====== DATA EXTRACT

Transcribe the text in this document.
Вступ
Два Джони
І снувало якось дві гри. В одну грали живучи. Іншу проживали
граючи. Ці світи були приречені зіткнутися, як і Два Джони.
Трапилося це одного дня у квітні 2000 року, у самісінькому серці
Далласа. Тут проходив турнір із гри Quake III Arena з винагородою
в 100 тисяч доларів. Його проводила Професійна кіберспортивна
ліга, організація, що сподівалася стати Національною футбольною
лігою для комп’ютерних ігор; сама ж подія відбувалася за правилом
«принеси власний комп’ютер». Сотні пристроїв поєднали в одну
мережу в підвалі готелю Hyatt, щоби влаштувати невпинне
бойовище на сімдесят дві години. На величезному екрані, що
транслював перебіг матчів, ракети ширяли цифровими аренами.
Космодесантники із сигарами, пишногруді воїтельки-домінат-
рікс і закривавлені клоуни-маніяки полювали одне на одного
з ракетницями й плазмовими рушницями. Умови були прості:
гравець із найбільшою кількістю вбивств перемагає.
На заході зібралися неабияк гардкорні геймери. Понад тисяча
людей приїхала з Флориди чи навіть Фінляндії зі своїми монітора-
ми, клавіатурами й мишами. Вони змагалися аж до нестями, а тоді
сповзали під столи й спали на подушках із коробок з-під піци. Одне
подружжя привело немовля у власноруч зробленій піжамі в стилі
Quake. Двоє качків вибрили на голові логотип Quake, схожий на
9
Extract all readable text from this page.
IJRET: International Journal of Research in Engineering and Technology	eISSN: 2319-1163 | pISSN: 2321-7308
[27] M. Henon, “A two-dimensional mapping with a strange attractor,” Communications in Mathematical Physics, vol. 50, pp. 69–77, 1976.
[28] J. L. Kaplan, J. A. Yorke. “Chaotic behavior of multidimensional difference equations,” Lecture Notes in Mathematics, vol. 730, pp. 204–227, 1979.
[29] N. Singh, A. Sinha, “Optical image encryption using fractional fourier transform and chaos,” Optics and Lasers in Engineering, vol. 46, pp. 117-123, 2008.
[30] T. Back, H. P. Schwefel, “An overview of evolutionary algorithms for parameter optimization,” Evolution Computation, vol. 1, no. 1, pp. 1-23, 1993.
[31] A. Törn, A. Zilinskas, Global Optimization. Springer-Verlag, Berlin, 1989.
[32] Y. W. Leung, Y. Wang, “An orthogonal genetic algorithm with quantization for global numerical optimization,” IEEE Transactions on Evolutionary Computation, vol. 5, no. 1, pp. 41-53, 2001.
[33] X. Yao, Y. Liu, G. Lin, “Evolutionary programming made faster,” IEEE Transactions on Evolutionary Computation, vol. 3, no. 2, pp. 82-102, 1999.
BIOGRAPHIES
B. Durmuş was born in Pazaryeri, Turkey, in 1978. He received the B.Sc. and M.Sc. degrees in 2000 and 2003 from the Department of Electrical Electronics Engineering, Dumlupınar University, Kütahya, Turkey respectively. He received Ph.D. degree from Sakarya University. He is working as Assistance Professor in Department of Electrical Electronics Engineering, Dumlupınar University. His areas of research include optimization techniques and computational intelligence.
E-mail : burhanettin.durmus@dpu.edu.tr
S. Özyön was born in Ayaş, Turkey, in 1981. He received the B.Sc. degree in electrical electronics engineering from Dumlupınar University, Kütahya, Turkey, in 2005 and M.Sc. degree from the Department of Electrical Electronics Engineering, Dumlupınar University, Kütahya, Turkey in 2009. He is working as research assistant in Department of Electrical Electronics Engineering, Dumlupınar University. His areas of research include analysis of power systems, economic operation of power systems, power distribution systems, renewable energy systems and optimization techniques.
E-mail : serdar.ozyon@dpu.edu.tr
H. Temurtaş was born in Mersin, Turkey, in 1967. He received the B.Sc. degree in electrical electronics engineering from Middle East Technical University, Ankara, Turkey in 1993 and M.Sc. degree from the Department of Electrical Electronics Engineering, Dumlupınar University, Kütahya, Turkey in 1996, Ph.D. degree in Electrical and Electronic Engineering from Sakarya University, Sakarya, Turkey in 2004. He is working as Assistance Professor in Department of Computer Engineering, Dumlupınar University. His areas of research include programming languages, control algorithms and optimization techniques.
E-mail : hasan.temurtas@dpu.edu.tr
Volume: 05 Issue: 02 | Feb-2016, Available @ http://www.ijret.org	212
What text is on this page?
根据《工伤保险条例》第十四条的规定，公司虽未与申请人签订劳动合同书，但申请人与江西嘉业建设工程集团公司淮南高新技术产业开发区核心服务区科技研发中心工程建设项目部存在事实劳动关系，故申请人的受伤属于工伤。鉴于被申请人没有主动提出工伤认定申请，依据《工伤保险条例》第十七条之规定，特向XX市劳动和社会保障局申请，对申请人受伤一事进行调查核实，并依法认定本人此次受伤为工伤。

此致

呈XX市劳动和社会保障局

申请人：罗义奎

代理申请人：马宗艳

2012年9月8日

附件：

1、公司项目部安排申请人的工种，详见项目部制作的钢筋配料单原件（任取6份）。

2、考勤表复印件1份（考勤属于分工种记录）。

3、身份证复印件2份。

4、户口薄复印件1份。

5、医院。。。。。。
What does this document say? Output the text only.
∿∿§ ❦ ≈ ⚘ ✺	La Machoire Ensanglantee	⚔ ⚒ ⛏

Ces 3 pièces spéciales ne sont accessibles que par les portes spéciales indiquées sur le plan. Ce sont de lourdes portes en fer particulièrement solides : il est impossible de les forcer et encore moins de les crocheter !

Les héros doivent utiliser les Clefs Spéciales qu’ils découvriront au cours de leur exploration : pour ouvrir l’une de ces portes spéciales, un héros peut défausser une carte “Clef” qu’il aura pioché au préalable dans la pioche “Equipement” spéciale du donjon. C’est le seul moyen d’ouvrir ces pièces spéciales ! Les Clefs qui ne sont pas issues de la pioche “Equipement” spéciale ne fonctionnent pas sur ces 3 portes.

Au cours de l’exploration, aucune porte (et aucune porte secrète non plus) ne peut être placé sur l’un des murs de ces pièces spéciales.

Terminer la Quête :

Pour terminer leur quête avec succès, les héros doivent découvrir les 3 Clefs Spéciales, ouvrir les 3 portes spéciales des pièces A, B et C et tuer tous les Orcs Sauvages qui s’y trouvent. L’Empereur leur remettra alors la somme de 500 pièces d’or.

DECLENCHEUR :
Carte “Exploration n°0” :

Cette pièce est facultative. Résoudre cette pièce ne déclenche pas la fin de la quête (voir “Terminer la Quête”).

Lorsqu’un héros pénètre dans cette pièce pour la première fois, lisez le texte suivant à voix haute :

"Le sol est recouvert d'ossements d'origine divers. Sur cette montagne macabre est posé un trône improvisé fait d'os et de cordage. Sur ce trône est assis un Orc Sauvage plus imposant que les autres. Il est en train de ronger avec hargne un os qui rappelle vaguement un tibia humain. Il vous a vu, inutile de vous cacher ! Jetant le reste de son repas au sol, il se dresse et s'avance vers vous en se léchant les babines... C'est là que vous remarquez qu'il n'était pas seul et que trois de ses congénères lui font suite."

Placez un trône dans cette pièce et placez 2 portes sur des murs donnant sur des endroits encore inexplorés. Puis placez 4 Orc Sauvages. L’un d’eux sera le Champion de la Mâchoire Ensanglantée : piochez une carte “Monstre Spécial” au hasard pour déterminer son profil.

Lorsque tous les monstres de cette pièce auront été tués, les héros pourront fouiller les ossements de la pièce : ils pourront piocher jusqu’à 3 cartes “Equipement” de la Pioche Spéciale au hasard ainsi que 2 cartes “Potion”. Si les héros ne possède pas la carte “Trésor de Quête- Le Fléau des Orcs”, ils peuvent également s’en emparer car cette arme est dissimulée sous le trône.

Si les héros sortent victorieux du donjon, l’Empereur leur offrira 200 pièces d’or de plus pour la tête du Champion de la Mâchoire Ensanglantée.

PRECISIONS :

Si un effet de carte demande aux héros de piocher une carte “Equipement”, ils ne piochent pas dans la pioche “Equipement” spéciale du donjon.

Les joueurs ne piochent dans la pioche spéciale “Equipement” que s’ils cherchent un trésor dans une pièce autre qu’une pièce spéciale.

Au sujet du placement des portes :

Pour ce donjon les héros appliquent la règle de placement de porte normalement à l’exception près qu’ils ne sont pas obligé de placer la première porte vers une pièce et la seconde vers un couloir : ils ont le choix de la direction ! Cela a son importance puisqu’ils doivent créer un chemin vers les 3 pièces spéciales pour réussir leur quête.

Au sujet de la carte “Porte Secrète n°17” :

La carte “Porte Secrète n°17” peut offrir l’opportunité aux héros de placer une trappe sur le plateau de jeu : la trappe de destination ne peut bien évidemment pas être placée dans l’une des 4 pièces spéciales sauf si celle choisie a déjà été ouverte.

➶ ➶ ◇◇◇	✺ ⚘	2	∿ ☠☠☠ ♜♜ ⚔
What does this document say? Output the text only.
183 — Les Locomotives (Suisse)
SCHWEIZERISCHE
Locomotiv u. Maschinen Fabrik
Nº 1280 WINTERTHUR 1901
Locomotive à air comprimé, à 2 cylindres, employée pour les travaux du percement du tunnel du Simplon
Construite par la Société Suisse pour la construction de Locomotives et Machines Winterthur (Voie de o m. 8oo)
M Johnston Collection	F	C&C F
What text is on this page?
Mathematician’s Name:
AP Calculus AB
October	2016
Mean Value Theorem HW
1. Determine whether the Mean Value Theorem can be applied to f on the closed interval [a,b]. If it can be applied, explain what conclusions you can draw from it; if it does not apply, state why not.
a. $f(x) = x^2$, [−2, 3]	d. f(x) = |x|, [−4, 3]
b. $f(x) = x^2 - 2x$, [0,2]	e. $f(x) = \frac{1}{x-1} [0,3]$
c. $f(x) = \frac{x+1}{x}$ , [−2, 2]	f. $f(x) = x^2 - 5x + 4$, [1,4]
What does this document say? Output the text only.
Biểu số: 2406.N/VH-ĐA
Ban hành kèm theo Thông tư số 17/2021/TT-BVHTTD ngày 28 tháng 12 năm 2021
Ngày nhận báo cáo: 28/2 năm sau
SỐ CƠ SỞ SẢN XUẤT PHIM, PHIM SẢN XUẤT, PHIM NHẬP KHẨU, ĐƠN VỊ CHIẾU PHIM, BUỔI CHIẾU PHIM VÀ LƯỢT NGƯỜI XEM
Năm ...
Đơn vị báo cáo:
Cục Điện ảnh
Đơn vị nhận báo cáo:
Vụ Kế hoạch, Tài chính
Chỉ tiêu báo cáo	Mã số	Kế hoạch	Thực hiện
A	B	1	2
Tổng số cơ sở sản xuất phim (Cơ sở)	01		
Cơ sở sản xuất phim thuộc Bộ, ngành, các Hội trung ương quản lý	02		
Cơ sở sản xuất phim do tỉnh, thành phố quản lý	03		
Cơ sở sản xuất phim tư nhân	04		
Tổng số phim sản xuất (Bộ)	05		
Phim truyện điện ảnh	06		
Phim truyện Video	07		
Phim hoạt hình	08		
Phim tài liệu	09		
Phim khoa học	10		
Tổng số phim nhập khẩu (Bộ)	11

============

TASK OBJECTIVE: Pull out every line of the entries that includes the word "cours".

TASK RESPONSE:
Les héros doivent utiliser les Clefs Spéciales qu’ils découvriront au cours de leur exploration : pour ouvrir l’une de ces portes spéciales, un héros peut défausser une carte “Clef” qu’il aura pioché au préalable dans la pioche “Equipement” spéciale du donjon. C’est le seul moyen d’ouvrir ces pièces spéciales ! Les Clefs qui ne sont pas issues de la pioche “Equipement” spéciale ne fonctionnent pas sur ces 3 portes.
Au cours de l’exploration, aucune porte (et aucune porte secrète non plus) ne peut être placé sur l’un des murs de ces pièces spéciales.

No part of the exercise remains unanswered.